AIM OF THE EXERCISE —
Each line containing the word "label" needs to be copied.

Lines of data:
╔══

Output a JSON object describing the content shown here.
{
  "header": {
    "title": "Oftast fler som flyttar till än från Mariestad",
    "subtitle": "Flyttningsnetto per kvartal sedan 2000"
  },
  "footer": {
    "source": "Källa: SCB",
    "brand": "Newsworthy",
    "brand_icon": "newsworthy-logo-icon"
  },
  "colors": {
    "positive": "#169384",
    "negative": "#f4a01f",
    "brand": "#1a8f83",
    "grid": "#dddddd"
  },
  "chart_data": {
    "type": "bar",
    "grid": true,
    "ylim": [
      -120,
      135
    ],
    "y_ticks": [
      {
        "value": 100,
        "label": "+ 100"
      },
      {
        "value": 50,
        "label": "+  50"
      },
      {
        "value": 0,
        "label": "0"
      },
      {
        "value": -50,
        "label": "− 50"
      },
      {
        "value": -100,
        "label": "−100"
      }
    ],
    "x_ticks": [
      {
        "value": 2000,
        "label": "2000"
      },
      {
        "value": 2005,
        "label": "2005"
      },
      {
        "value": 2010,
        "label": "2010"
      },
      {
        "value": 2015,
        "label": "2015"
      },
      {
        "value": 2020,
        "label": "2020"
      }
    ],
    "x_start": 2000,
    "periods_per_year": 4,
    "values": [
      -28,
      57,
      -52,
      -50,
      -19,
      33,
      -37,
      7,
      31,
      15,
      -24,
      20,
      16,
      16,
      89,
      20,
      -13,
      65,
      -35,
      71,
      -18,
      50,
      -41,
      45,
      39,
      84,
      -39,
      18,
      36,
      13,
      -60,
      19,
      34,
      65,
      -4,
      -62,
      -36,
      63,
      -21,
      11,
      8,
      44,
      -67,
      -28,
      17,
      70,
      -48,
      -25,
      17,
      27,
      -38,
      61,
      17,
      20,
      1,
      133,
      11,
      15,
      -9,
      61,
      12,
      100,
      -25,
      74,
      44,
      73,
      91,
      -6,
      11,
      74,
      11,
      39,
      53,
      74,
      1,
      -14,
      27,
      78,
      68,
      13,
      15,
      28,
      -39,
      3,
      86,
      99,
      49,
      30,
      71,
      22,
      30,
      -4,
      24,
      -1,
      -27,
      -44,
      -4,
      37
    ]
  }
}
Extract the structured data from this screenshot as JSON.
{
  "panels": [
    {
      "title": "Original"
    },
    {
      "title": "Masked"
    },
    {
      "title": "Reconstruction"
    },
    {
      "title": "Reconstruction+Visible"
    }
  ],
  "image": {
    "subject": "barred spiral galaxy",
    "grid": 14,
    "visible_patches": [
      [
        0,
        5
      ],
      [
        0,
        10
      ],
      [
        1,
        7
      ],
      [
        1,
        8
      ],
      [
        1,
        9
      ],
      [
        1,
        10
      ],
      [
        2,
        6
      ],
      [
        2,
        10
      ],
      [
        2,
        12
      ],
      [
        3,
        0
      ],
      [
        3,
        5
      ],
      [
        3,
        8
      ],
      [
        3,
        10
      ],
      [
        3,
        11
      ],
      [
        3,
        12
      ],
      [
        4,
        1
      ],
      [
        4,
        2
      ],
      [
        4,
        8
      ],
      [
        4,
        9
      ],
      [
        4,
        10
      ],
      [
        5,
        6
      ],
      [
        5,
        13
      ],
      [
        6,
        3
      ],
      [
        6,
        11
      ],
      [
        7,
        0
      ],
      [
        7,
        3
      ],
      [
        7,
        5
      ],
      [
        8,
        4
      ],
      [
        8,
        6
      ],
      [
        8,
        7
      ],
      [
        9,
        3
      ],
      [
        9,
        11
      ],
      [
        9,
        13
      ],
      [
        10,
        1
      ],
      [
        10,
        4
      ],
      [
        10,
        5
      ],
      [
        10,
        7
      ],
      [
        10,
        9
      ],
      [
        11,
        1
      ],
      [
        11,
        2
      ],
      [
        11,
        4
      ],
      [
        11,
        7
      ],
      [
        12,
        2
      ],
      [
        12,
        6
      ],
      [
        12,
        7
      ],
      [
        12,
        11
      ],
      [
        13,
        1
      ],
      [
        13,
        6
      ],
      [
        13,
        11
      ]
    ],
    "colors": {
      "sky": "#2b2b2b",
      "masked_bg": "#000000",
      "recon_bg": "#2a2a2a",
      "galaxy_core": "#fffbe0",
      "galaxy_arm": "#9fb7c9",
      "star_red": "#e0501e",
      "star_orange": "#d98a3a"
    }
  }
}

╚══

RESPONSE TO THIS EXERCISE —
        "label": "+ 100"
        "label": "+  50"
        "label": "0"
        "label": "− 50"
        "label": "−100"
        "label": "2000"
        "label": "2005"
        "label": "2010"
        "label": "2015"
        "label": "2020"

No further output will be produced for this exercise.